GIVEN EXERCISE - Turn each of the records below into a JSON list of strings, with one string per line and blank lines left out.

++++++++++

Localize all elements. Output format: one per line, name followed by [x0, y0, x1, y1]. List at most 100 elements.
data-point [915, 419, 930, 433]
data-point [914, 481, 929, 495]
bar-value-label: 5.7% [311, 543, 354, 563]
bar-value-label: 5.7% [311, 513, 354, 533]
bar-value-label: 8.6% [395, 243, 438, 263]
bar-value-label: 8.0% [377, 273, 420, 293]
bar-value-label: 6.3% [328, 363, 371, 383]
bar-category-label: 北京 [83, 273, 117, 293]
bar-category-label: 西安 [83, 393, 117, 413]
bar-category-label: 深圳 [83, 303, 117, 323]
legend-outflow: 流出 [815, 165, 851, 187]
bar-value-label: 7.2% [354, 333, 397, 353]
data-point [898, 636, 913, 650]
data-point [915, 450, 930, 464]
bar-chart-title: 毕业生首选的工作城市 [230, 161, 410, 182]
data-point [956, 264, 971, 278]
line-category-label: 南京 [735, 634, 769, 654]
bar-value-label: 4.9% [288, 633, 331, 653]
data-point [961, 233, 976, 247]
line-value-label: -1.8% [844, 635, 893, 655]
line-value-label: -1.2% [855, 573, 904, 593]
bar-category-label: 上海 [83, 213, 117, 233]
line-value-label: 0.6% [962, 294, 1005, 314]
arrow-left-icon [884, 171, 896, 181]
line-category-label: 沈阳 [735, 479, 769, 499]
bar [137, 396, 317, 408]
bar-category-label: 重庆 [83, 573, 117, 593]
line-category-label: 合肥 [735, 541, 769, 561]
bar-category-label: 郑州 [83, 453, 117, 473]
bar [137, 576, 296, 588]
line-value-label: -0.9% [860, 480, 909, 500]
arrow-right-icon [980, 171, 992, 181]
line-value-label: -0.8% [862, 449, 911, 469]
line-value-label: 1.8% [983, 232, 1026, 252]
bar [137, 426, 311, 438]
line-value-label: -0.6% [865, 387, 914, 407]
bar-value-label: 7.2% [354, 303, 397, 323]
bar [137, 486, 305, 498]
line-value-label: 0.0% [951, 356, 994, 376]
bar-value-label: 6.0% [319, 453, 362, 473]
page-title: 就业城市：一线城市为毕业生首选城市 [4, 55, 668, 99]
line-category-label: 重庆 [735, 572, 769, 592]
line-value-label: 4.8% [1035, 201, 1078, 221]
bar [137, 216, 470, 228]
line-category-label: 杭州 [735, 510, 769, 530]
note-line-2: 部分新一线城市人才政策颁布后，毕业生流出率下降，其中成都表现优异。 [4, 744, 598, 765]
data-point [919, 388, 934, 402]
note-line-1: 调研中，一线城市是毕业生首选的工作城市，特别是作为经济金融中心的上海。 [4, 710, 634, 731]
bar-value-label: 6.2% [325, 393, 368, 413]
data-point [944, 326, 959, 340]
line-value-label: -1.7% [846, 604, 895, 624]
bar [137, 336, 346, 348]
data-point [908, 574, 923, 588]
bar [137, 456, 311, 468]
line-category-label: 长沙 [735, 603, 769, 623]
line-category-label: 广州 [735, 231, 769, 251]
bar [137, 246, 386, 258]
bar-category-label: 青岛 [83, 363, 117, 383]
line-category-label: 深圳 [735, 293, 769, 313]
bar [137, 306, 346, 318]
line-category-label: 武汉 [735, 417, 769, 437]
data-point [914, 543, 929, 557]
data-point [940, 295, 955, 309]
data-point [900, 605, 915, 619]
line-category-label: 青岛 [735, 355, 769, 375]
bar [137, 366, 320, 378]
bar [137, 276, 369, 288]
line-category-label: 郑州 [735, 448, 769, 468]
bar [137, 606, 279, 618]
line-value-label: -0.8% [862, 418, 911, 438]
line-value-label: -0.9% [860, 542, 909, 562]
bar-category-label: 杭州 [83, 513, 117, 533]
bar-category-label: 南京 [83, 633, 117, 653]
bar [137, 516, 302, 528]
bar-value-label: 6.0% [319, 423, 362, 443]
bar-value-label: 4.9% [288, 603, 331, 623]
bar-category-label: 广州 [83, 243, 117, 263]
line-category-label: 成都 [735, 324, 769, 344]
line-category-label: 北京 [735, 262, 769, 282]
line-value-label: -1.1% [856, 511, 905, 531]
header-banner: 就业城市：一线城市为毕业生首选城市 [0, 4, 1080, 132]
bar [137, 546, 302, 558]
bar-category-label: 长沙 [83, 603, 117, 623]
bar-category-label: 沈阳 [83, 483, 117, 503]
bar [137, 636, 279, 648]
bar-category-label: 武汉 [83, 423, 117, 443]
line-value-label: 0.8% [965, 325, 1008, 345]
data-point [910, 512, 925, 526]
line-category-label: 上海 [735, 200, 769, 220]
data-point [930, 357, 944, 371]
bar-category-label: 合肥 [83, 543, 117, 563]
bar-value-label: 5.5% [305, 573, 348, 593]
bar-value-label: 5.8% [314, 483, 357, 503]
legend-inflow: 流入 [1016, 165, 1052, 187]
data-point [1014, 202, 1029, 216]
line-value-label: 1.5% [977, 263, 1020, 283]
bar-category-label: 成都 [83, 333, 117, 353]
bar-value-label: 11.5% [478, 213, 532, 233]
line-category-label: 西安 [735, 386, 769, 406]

++++++++++

OUTPUT OF THE EXERCISE -
[
  "Localize all elements. Output format: one per line, name followed by [x0, y0, x1, y1]. List at most 100 elements.",
  "data-point [915, 419, 930, 433]",
  "data-point [914, 481, 929, 495]",
  "bar-value-label: 5.7% [311, 543, 354, 563]",
  "bar-value-label: 5.7% [311, 513, 354, 533]",
  "bar-value-label: 8.6% [395, 243, 438, 263]",
  "bar-value-label: 8.0% [377, 273, 420, 293]",
  "bar-value-label: 6.3% [328, 363, 371, 383]",
  "bar-category-label: 北京 [83, 273, 117, 293]",
  "bar-category-label: 西安 [83, 393, 117, 413]",
  "bar-category-label: 深圳 [83, 303, 117, 323]",
  "legend-outflow: 流出 [815, 165, 851, 187]",
  "bar-value-label: 7.2% [354, 333, 397, 353]",
  "data-point [898, 636, 913, 650]",
  "data-point [915, 450, 930, 464]",
  "bar-chart-title: 毕业生首选的工作城市 [230, 161, 410, 182]",
  "data-point [956, 264, 971, 278]",
  "line-category-label: 南京 [735, 634, 769, 654]",
  "bar-value-label: 4.9% [288, 633, 331, 653]",
  "data-point [961, 233, 976, 247]",
  "line-value-label: -1.8% [844, 635, 893, 655]",
  "line-value-label: -1.2% [855, 573, 904, 593]",
  "bar-category-label: 上海 [83, 213, 117, 233]",
  "line-value-label: 0.6% [962, 294, 1005, 314]",
  "arrow-left-icon [884, 171, 896, 181]",
  "line-category-label: 沈阳 [735, 479, 769, 499]",
  "bar [137, 396, 317, 408]",
  "bar-category-label: 重庆 [83, 573, 117, 593]",
  "line-category-label: 合肥 [735, 541, 769, 561]",
  "bar-category-label: 郑州 [83, 453, 117, 473]",
  "bar [137, 576, 296, 588]",
  "line-value-label: -0.9% [860, 480, 909, 500]",
  "arrow-right-icon [980, 171, 992, 181]",
  "line-value-label: -0.8% [862, 449, 911, 469]",
  "line-value-label: 1.8% [983, 232, 1026, 252]",
  "bar [137, 426, 311, 438]",
  "line-value-label: -0.6% [865, 387, 914, 407]",
  "bar-value-label: 7.2% [354, 303, 397, 323]",
  "bar [137, 486, 305, 498]",
  "line-value-label: 0.0% [951, 356, 994, 376]",
  "bar-value-label: 6.0% [319, 453, 362, 473]",
  "page-title: 就业城市：一线城市为毕业生首选城市 [4, 55, 668, 99]",
  "line-category-label: 重庆 [735, 572, 769, 592]",
  "line-value-label: 4.8% [1035, 201, 1078, 221]",
  "bar [137, 216, 470, 228]",
  "line-category-label: 杭州 [735, 510, 769, 530]",
  "note-line-2: 部分新一线城市人才政策颁布后，毕业生流出率下降，其中成都表现优异。 [4, 744, 598, 765]",
  "data-point [919, 388, 934, 402]",
  "note-line-1: 调研中，一线城市是毕业生首选的工作城市，特别是作为经济金融中心的上海。 [4, 710, 634, 731]",
  "bar-value-label: 6.2% [325, 393, 368, 413]",
  "data-point [944, 326, 959, 340]",
  "line-value-label: -1.7% [846, 604, 895, 624]",
  "bar [137, 336, 346, 348]",
  "data-point [908, 574, 923, 588]",
  "bar [137, 456, 311, 468]",
  "line-category-label: 长沙 [735, 603, 769, 623]",
  "line-category-label: 广州 [735, 231, 769, 251]",
  "bar [137, 246, 386, 258]",
  "bar-category-label: 青岛 [83, 363, 117, 383]",
  "line-category-label: 深圳 [735, 293, 769, 313]",
  "bar [137, 306, 346, 318]",
  "line-category-label: 武汉 [735, 417, 769, 437]",
  "data-point [914, 543, 929, 557]",
  "data-point [940, 295, 955, 309]",
  "data-point [900, 605, 915, 619]",
  "line-category-label: 青岛 [735, 355, 769, 375]",
  "bar [137, 366, 320, 378]",
  "bar [137, 276, 369, 288]",
  "line-category-label: 郑州 [735, 448, 769, 468]",
  "bar [137, 606, 279, 618]",
  "line-value-label: -0.8% [862, 418, 911, 438]",
  "line-value-label: -0.9% [860, 542, 909, 562]",
  "bar-category-label: 杭州 [83, 513, 117, 533]",
  "bar-category-label: 南京 [83, 633, 117, 653]",
  "bar [137, 516, 302, 528]",
  "bar-value-label: 6.0% [319, 423, 362, 443]",
  "bar-value-label: 4.9% [288, 603, 331, 623]",
  "bar-category-label: 广州 [83, 243, 117, 263]",
  "line-category-label: 成都 [735, 324, 769, 344]",
  "line-category-label: 北京 [735, 262, 769, 282]",
  "line-value-label: -1.1% [856, 511, 905, 531]",
  "header-banner: 就业城市：一线城市为毕业生首选城市 [0, 4, 1080, 132]",
  "bar [137, 546, 302, 558]",
  "bar-category-label: 长沙 [83, 603, 117, 623]",
  "bar-category-label: 沈阳 [83, 483, 117, 503]",
  "bar [137, 636, 279, 648]",
  "bar-category-label: 武汉 [83, 423, 117, 443]",
  "line-value-label: 0.8% [965, 325, 1008, 345]",
  "data-point [910, 512, 925, 526]",
  "line-category-label: 上海 [735, 200, 769, 220]",
  "data-point [930, 357, 944, 371]",
  "bar-category-label: 合肥 [83, 543, 117, 563]",
  "bar-value-label: 5.5% [305, 573, 348, 593]",
  "bar-value-label: 5.8% [314, 483, 357, 503]",
  "legend-inflow: 流入 [1016, 165, 1052, 187]",
  "data-point [1014, 202, 1029, 216]",
  "line-value-label: 1.5% [977, 263, 1020, 283]",
  "bar-category-label: 成都 [83, 333, 117, 353]",
  "bar-value-label: 11.5% [478, 213, 532, 233]",
  "line-category-label: 西安 [735, 386, 769, 406]"
]